# Start of Extracted data

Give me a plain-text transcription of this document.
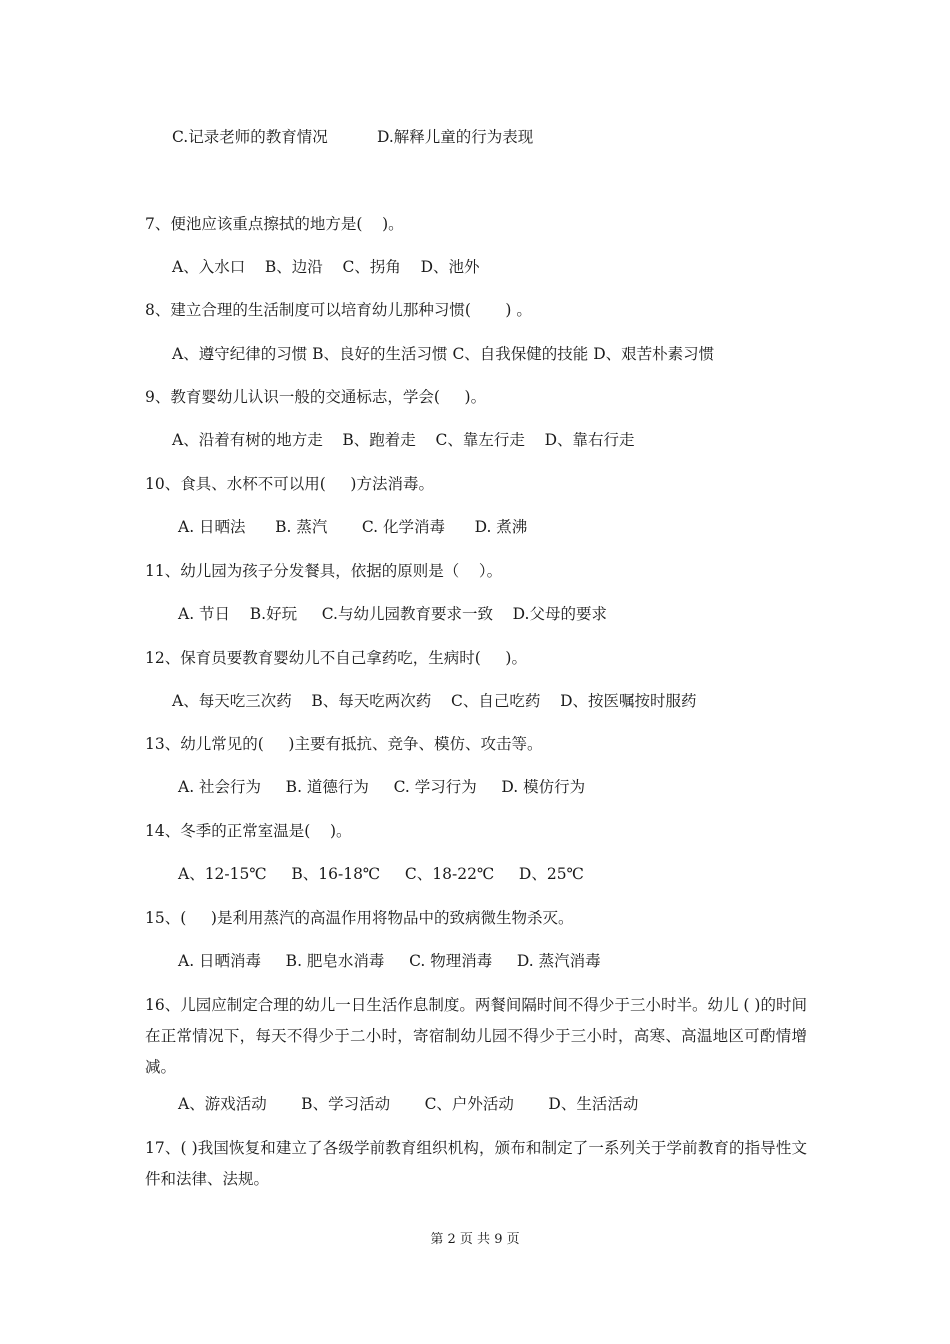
C.记录老师的教育情况          D.解释儿童的行为表现
7、便池应该重点擦拭的地方是(    )。
A、入水口    B、边沿    C、拐角    D、池外
8、建立合理的生活制度可以培育幼儿那种习惯(       ) 。
A、遵守纪律的习惯 B、良好的生活习惯 C、自我保健的技能 D、艰苦朴素习惯
9、教育婴幼儿认识一般的交通标志，学会(     )。
A、沿着有树的地方走    B、跑着走    C、靠左行走    D、靠右行走
10、食具、水杯不可以用(     )方法消毒。
A. 日晒法      B. 蒸汽       C. 化学消毒      D. 煮沸
11、幼儿园为孩子分发餐具，依据的原则是（    ）。
A. 节日    B.好玩     C.与幼儿园教育要求一致    D.父母的要求
12、保育员要教育婴幼儿不自己拿药吃，生病时(     )。
A、每天吃三次药    B、每天吃两次药    C、自己吃药    D、按医嘱按时服药
13、幼儿常见的(     )主要有抵抗、竞争、模仿、攻击等。
A. 社会行为     B. 道德行为     C. 学习行为     D. 模仿行为
14、冬季的正常室温是(    )。
A、12-15℃     B、16-18℃     C、18-22℃     D、25℃
15、(     )是利用蒸汽的高温作用将物品中的致病微生物杀灭。
A. 日晒消毒     B. 肥皂水消毒     C. 物理消毒     D. 蒸汽消毒
16、儿园应制定合理的幼儿一日生活作息制度。两餐间隔时间不得少于三小时半。幼儿 ( )的时间在正常情况下，每天不得少于二小时，寄宿制幼儿园不得少于三小时，高寒、高温地区可酌情增减。
A、游戏活动       B、学习活动       C、户外活动       D、生活活动
17、( )我国恢复和建立了各级学前教育组织机构，颁布和制定了一系列关于学前教育的指导性文件和法律、法规。
第 2 页 共 9 页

# End of Extracted data

**Exercise details**
Leave out the pictures and output the rest of the material exactly as written.

**Exercise solution**
Give me a plain-text transcription of this document.
C.记录老师的教育情况          D.解释儿童的行为表现
7、便池应该重点擦拭的地方是(    )。
A、入水口    B、边沿    C、拐角    D、池外
8、建立合理的生活制度可以培育幼儿那种习惯(       ) 。
A、遵守纪律的习惯 B、良好的生活习惯 C、自我保健的技能 D、艰苦朴素习惯
9、教育婴幼儿认识一般的交通标志，学会(     )。
A、沿着有树的地方走    B、跑着走    C、靠左行走    D、靠右行走
10、食具、水杯不可以用(     )方法消毒。
A. 日晒法      B. 蒸汽       C. 化学消毒      D. 煮沸
11、幼儿园为孩子分发餐具，依据的原则是（    ）。
A. 节日    B.好玩     C.与幼儿园教育要求一致    D.父母的要求
12、保育员要教育婴幼儿不自己拿药吃，生病时(     )。
A、每天吃三次药    B、每天吃两次药    C、自己吃药    D、按医嘱按时服药
13、幼儿常见的(     )主要有抵抗、竞争、模仿、攻击等。
A. 社会行为     B. 道德行为     C. 学习行为     D. 模仿行为
14、冬季的正常室温是(    )。
A、12-15℃     B、16-18℃     C、18-22℃     D、25℃
15、(     )是利用蒸汽的高温作用将物品中的致病微生物杀灭。
A. 日晒消毒     B. 肥皂水消毒     C. 物理消毒     D. 蒸汽消毒
16、儿园应制定合理的幼儿一日生活作息制度。两餐间隔时间不得少于三小时半。幼儿 ( )的时间在正常情况下，每天不得少于二小时，寄宿制幼儿园不得少于三小时，高寒、高温地区可酌情增减。
A、游戏活动       B、学习活动       C、户外活动       D、生活活动
17、( )我国恢复和建立了各级学前教育组织机构，颁布和制定了一系列关于学前教育的指导性文件和法律、法规。
第 2 页 共 9 页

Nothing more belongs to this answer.